I'll spare you the fucked-up details of how Adam has dodged our questions and lied to us — there are a lot of them — and get to my point.

Adam basically fired his band of 20 years and did not have the balls to tell us. I was going to just let this go until there was an article in the local paper about his new band. In this article, Adam says he told us what he was thinking and feeling. Everyone and their mother who read this article has asked me why we all quit, and I have a difficult time explaining what actually happened without sounding like a whiny bitch.

I’ve helped Adam move, and I’ve helped him fix stuff at his house. I was at his bachelor party. I thought he had more respect for me than this. If he can't be bothered to tell me what the problem is, I can deal with that. I can deal with him not being man enough to tell me I’m out of the group. However, when he lies about me and the rest of the group in the newspaper, I can’t deal with that.

How would you approach him about this if you were in my shoes? And how would you deal with all the questions everyone else has about why the band doesn't exist anymore?
• • •
=== What you have to do ===
Proceed with the letter about the bandmate who dissolved the band, continuing it from the end of its final paragraph.

Document layout detection data
• • •
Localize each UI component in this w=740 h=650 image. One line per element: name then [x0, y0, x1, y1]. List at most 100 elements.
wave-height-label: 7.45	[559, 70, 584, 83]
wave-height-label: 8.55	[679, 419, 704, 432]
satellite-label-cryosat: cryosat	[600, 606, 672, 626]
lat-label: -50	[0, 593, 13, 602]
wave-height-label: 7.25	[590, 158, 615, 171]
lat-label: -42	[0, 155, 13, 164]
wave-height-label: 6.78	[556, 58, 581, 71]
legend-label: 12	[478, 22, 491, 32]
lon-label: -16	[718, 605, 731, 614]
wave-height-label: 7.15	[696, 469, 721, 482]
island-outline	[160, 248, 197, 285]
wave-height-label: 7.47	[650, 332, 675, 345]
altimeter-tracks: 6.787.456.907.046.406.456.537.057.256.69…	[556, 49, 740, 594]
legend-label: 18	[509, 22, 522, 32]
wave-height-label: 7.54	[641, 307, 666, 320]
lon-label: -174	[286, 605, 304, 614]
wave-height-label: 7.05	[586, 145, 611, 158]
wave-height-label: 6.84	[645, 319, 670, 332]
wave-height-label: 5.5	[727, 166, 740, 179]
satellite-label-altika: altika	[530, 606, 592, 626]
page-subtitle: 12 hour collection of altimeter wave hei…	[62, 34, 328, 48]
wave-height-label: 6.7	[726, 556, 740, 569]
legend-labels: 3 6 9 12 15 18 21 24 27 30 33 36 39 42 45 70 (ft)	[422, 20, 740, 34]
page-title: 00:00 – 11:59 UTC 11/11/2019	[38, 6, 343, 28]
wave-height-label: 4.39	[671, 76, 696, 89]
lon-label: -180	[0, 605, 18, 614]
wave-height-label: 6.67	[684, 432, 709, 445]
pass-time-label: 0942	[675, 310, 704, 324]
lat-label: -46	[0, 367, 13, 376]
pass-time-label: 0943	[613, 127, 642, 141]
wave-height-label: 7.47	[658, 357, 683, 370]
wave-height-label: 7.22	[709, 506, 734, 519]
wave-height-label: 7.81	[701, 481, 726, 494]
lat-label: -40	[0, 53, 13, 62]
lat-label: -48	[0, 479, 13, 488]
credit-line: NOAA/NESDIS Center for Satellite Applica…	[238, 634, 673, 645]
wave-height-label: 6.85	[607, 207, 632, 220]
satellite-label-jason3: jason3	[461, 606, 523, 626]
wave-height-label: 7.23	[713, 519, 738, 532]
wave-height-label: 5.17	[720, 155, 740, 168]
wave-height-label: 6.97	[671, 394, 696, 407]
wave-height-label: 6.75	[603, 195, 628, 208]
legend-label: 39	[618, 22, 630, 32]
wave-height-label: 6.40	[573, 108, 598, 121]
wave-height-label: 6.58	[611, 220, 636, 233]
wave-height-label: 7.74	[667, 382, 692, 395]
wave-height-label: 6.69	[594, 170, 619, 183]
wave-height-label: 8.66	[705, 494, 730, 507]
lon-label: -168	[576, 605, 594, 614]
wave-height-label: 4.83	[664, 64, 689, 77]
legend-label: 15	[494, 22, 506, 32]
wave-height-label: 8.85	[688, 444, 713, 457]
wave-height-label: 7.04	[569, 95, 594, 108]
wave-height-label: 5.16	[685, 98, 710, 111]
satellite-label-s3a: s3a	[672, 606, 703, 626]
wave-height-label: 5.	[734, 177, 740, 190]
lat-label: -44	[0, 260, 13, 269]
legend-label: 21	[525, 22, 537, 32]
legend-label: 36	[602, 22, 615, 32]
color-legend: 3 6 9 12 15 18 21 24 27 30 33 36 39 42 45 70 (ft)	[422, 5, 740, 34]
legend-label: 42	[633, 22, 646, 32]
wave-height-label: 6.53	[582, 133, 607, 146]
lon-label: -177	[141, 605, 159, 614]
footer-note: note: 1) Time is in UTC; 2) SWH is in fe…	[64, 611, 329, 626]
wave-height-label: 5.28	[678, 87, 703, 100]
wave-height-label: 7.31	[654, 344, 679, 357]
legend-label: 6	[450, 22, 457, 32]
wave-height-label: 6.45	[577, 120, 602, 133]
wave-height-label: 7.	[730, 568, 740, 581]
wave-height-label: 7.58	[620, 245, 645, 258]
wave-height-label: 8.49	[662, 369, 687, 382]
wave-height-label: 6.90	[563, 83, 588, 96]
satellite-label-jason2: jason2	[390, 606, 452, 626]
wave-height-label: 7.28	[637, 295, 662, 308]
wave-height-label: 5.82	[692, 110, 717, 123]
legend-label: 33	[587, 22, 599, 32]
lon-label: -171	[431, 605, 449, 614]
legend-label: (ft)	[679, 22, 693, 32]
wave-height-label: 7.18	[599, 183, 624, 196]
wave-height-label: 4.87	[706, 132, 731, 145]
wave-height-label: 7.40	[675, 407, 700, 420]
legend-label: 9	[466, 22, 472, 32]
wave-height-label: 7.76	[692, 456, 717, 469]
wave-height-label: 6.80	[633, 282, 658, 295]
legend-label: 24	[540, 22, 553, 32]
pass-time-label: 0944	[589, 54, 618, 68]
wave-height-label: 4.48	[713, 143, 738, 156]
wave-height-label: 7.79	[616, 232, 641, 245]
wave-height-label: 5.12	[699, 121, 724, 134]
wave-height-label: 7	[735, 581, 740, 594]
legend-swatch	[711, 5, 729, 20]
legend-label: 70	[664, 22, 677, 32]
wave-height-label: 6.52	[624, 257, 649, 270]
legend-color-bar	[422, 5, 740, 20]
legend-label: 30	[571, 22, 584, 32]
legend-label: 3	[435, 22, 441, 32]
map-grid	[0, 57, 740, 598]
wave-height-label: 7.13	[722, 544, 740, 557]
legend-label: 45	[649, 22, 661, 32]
• • •
=== Result of this exercise ===
—Dumped Bandmate

❤ ❤ ❤ ❤ ❤

Hi Dumped Bandmate,

Bands are so funny. I guess by funny I mean strange, and by strange I mean totally predictable.

I’m not convinced that the personal dynamics of a band occur anywhere else in nature. It’s a group of people who enter into a relationship and spend inordinate amounts of time together to the point that they become intimately acquainted with the character deficiencies and annoying idiosyncrasies of one another with no promise of financial gain — and, in fact, more of a promise of financial loss.

I mean, it’s beautiful. Bands are beautiful and skull-rattlingly frustrating. To be in one for any length of time requires death-defying levels of patience and tolerance, and this is why most bands don’t last very long. Twenty years is a very long run. If your band were a human, it’d be a centenarian, so congratulations. Seriously, that’s a feat.

I fear that I may be about to tell you the opposite of what you want to hear. I know that when I have had issues with bandmates in the past and have gone to friends for “advice” what I really wanted was permission. Permission to be mad — to have my righteous anger validated in some way. I’m not going to do that here.

Although your singer may have gone about all this in a shitty way, I read the article in question, and I don’t see what he’s done as firing his whole band. In fact, he says that he didn’t see any reason why the band couldn’t keep going without him. A band’s currency is its name. If you’ve been a band for two decades, you get hired for gigs because people know the name of your band. Correct me if I’m wrong, but it sounds like what your erstwhile singer is doing is starting a new band with a new name.

Instead of choosing to feel angry at your ex-singer, let yourself feel sad about it.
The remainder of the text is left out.